[Raw records]
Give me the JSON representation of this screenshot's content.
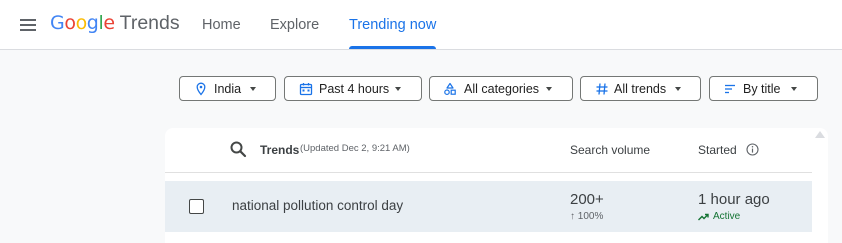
{
  "header": {
    "logo": {
      "letters": [
        {
          "char": "G",
          "color": "#4285F4"
        },
        {
          "char": "o",
          "color": "#EA4335"
        },
        {
          "char": "o",
          "color": "#FBBC05"
        },
        {
          "char": "g",
          "color": "#4285F4"
        },
        {
          "char": "l",
          "color": "#34A853"
        },
        {
          "char": "e",
          "color": "#EA4335"
        }
      ],
      "product": "Trends"
    },
    "nav": [
      {
        "label": "Home",
        "active": false
      },
      {
        "label": "Explore",
        "active": false
      },
      {
        "label": "Trending now",
        "active": true
      }
    ]
  },
  "filters": [
    {
      "icon": "location-pin-icon",
      "label": "India"
    },
    {
      "icon": "calendar-icon",
      "label": "Past 4 hours"
    },
    {
      "icon": "categories-icon",
      "label": "All categories"
    },
    {
      "icon": "hashtag-icon",
      "label": "All trends"
    },
    {
      "icon": "sort-icon",
      "label": "By title"
    }
  ],
  "table": {
    "title": "Trends",
    "updated": "(Updated Dec 2, 9:21 AM)",
    "columns": {
      "volume": "Search volume",
      "started": "Started"
    },
    "rows": [
      {
        "title": "national pollution control day",
        "volume": "200+",
        "change": "↑ 100%",
        "started": "1 hour ago",
        "status": "Active"
      }
    ]
  },
  "colors": {
    "accent": "#1a73e8",
    "active_status": "#137333",
    "row_highlight": "#e8eef3",
    "page_background": "#f8f9fa"
  }
}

### What the task requires
Count the lines of the material that include the word "icon", then report only the total.

### Written response
5